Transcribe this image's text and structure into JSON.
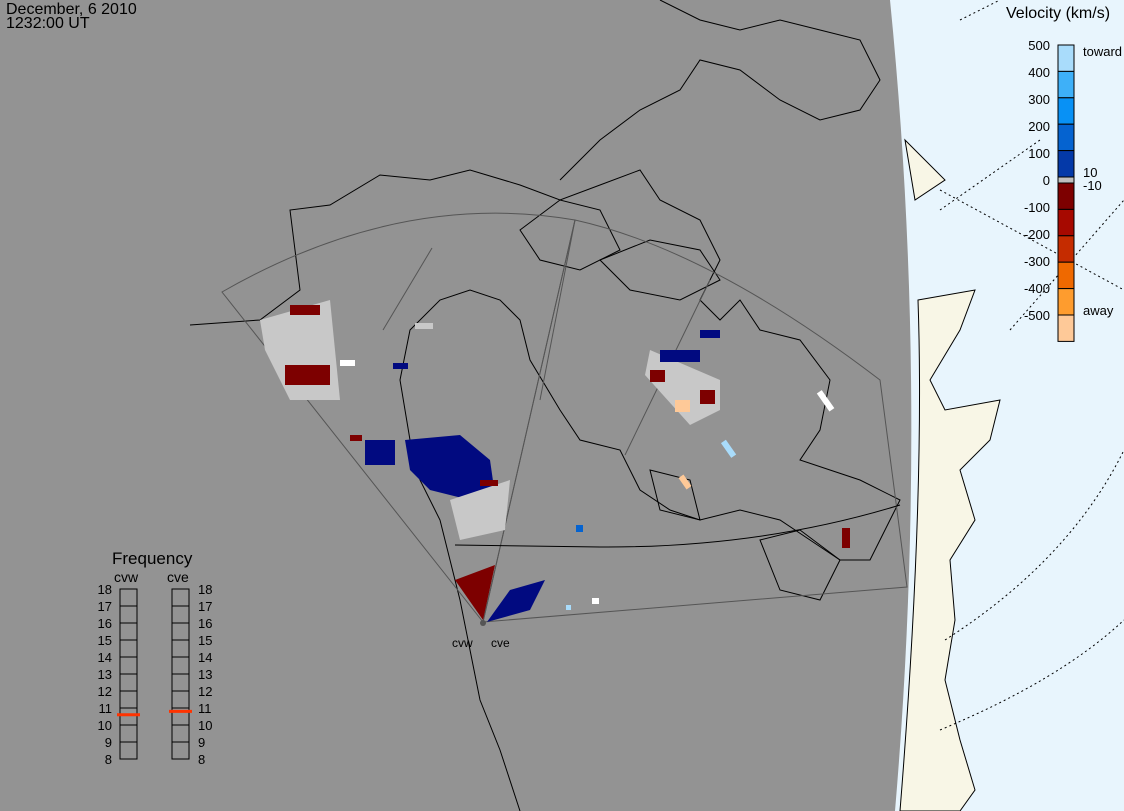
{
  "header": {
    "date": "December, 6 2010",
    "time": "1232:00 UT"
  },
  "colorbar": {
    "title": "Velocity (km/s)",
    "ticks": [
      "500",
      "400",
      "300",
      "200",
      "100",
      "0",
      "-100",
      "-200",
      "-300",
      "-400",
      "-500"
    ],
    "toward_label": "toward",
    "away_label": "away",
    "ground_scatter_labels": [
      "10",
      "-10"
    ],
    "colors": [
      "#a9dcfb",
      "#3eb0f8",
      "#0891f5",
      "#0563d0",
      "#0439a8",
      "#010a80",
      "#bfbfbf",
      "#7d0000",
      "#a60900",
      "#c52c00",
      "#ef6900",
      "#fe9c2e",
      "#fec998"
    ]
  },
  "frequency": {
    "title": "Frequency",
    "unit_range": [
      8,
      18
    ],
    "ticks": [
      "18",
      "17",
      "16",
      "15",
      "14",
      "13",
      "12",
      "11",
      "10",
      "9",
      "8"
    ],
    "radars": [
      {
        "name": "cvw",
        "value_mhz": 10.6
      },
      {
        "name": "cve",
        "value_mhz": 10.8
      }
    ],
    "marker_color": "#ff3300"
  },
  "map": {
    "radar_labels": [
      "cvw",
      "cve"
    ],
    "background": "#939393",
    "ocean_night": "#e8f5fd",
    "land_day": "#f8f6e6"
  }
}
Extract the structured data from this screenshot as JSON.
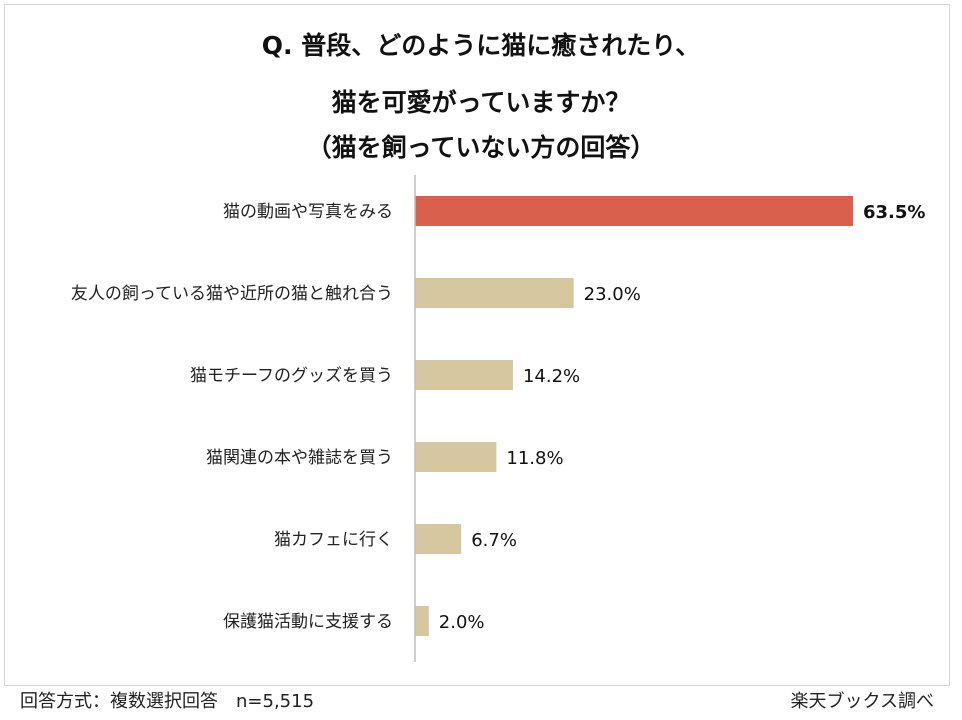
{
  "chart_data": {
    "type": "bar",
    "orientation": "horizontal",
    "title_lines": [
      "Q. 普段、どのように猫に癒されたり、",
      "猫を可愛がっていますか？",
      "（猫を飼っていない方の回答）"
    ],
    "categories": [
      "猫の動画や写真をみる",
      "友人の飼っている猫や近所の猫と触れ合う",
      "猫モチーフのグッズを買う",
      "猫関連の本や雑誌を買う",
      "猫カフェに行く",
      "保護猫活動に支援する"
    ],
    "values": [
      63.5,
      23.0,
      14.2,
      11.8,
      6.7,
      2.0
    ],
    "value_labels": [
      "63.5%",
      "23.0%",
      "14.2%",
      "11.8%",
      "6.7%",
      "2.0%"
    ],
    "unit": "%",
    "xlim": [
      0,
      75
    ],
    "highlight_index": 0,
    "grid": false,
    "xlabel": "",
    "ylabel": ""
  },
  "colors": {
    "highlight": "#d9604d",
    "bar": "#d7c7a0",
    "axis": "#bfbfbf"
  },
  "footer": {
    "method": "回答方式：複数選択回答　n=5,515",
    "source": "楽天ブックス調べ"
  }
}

* * *

▶ **Work to be completed**
Set every line down exactly as written, leaving each picture out.

▶ **Full solution**
Transcribe this image's text and structure into JSON.
{
  "header": {
    "date": "December, 6 2010",
    "time": "1232:00 UT"
  },
  "colorbar": {
    "title": "Velocity (km/s)",
    "ticks": [
      "500",
      "400",
      "300",
      "200",
      "100",
      "0",
      "-100",
      "-200",
      "-300",
      "-400",
      "-500"
    ],
    "toward_label": "toward",
    "away_label": "away",
    "ground_scatter_labels": [
      "10",
      "-10"
    ],
    "colors": [
      "#a9dcfb",
      "#3eb0f8",
      "#0891f5",
      "#0563d0",
      "#0439a8",
      "#010a80",
      "#bfbfbf",
      "#7d0000",
      "#a60900",
      "#c52c00",
      "#ef6900",
      "#fe9c2e",
      "#fec998"
    ]
  },
  "frequency": {
    "title": "Frequency",
    "unit_range": [
      8,
      18
    ],
    "ticks": [
      "18",
      "17",
      "16",
      "15",
      "14",
      "13",
      "12",
      "11",
      "10",
      "9",
      "8"
    ],
    "radars": [
      {
        "name": "cvw",
        "value_mhz": 10.6
      },
      {
        "name": "cve",
        "value_mhz": 10.8
      }
    ],
    "marker_color": "#ff3300"
  },
  "map": {
    "radar_labels": [
      "cvw",
      "cve"
    ],
    "background": "#939393",
    "ocean_night": "#e8f5fd",
    "land_day": "#f8f6e6"
  }
}
Extract the structured data from this screenshot as JSON.
{
  "chart_data": {
    "type": "bar",
    "orientation": "horizontal",
    "title_lines": [
      "Q. 普段、どのように猫に癒されたり、",
      "猫を可愛がっていますか？",
      "（猫を飼っていない方の回答）"
    ],
    "categories": [
      "猫の動画や写真をみる",
      "友人の飼っている猫や近所の猫と触れ合う",
      "猫モチーフのグッズを買う",
      "猫関連の本や雑誌を買う",
      "猫カフェに行く",
      "保護猫活動に支援する"
    ],
    "values": [
      63.5,
      23.0,
      14.2,
      11.8,
      6.7,
      2.0
    ],
    "value_labels": [
      "63.5%",
      "23.0%",
      "14.2%",
      "11.8%",
      "6.7%",
      "2.0%"
    ],
    "unit": "%",
    "xlim": [
      0,
      75
    ],
    "highlight_index": 0,
    "grid": false,
    "xlabel": "",
    "ylabel": ""
  },
  "colors": {
    "highlight": "#d9604d",
    "bar": "#d7c7a0",
    "axis": "#bfbfbf"
  },
  "footer": {
    "method": "回答方式：複数選択回答　n=5,515",
    "source": "楽天ブックス調べ"
  }
}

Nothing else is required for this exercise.